● Your goal
Find each line that has the string "neue" and give the total, with nothing else.

>> begin Data provided

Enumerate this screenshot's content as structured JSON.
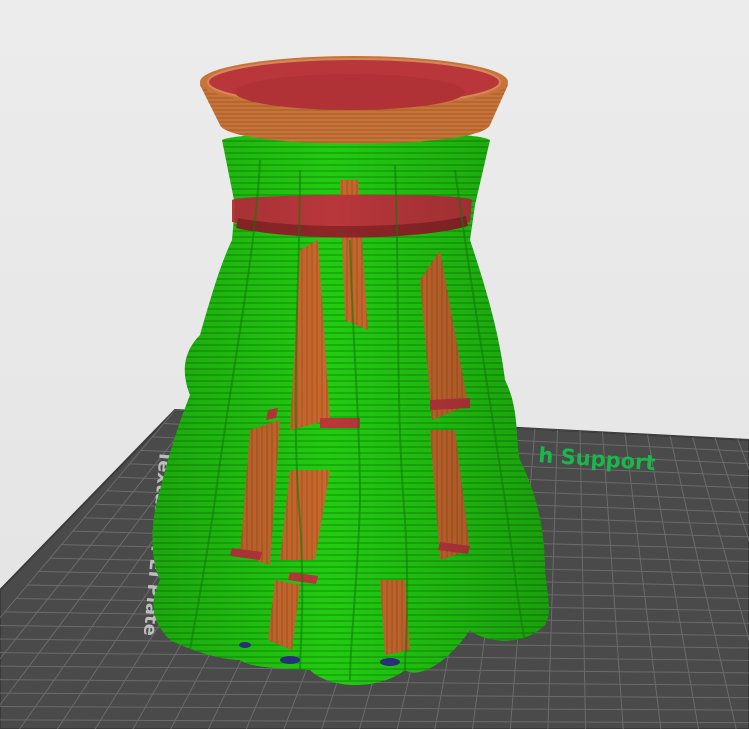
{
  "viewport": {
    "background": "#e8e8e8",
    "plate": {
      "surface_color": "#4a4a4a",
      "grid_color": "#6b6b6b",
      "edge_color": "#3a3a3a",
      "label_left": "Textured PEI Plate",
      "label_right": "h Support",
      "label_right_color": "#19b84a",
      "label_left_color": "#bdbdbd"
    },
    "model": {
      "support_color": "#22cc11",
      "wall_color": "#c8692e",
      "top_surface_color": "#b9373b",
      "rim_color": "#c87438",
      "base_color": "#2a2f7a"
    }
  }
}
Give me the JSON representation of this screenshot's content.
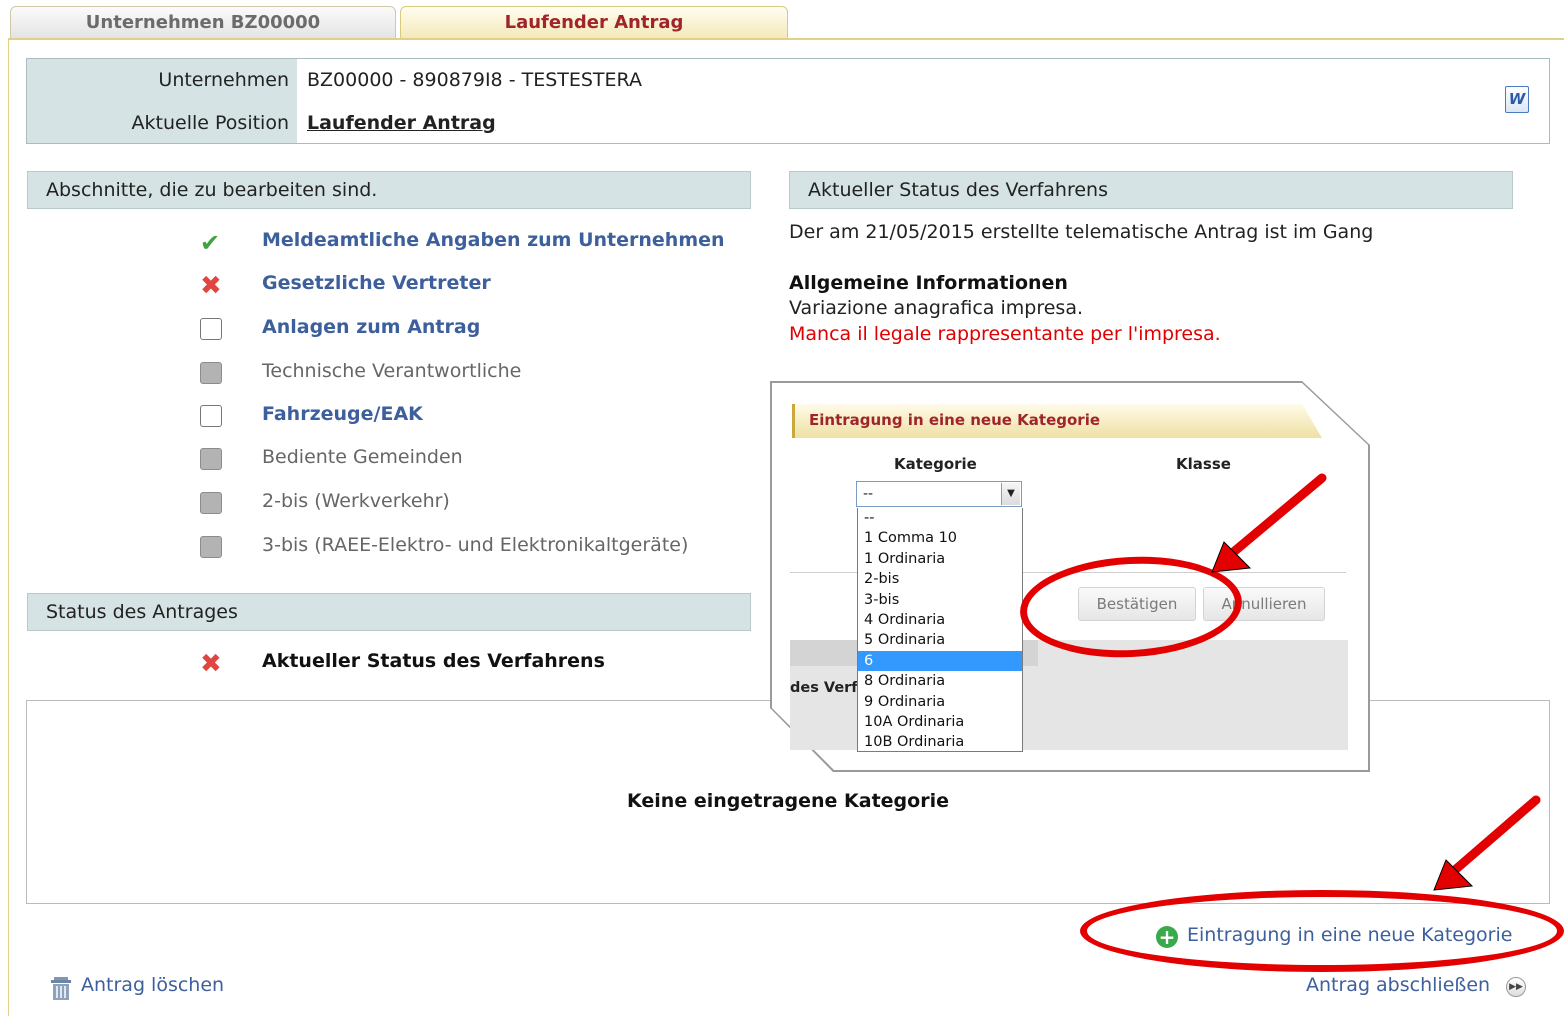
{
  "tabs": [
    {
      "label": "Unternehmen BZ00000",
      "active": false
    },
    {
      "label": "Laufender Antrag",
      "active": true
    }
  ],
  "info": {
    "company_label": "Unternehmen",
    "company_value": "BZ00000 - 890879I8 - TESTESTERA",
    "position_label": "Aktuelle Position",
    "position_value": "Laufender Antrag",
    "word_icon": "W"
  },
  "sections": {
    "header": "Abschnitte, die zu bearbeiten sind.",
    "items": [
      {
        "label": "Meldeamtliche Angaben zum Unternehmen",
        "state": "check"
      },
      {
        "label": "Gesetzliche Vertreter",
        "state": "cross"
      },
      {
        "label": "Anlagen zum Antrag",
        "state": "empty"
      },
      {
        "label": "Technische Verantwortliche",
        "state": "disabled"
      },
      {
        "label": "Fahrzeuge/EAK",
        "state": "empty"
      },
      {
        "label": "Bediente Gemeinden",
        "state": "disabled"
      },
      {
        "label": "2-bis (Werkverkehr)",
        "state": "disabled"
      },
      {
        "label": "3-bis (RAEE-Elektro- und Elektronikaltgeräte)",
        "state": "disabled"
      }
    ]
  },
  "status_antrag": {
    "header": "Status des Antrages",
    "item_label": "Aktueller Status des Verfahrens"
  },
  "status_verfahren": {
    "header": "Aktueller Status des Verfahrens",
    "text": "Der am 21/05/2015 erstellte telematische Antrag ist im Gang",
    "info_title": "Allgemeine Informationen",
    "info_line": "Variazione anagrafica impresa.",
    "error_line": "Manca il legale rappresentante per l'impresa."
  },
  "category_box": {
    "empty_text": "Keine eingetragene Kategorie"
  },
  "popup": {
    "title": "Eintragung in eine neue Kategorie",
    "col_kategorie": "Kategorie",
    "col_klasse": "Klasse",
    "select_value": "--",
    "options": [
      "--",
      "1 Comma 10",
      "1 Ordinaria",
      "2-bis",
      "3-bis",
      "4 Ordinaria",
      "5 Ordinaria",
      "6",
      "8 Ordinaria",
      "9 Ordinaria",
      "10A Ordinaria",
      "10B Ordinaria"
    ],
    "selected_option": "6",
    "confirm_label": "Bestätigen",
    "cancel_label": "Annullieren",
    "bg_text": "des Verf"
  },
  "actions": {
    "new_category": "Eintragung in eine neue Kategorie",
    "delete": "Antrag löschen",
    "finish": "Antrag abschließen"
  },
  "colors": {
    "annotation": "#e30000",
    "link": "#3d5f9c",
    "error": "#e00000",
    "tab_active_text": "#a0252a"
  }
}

>> end Data provided
>> begin Data provided

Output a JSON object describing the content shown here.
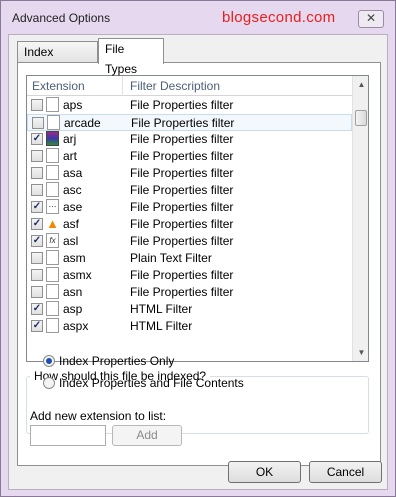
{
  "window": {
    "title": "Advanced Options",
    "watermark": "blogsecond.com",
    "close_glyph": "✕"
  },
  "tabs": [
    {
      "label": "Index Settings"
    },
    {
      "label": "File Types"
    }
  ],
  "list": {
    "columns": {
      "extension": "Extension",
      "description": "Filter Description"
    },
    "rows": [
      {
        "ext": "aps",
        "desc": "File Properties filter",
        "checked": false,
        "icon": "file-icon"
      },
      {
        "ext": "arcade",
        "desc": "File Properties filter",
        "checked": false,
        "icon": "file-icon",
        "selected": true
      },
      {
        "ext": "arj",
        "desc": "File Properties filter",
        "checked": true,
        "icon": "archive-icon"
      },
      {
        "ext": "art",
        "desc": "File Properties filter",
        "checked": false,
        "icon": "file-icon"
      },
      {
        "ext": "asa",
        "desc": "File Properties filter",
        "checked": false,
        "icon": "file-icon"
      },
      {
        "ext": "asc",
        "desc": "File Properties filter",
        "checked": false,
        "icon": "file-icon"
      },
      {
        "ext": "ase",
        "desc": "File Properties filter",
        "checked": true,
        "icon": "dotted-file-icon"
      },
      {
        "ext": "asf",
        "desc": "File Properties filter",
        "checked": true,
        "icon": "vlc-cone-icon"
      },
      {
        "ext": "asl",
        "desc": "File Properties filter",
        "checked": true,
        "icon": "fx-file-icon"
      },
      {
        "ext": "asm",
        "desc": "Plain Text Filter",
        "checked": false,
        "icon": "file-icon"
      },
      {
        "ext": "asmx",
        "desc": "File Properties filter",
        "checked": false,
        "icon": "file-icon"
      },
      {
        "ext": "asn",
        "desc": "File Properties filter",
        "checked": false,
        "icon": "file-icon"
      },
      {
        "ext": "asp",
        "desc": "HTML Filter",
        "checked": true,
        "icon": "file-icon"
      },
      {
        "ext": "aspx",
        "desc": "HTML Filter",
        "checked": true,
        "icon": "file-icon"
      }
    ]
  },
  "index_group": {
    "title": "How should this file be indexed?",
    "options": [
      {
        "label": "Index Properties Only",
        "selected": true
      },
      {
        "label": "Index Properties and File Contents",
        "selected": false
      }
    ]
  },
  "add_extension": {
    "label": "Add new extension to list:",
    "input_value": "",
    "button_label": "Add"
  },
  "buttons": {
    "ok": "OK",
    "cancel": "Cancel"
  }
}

>> end Data provided

● Finished answer
2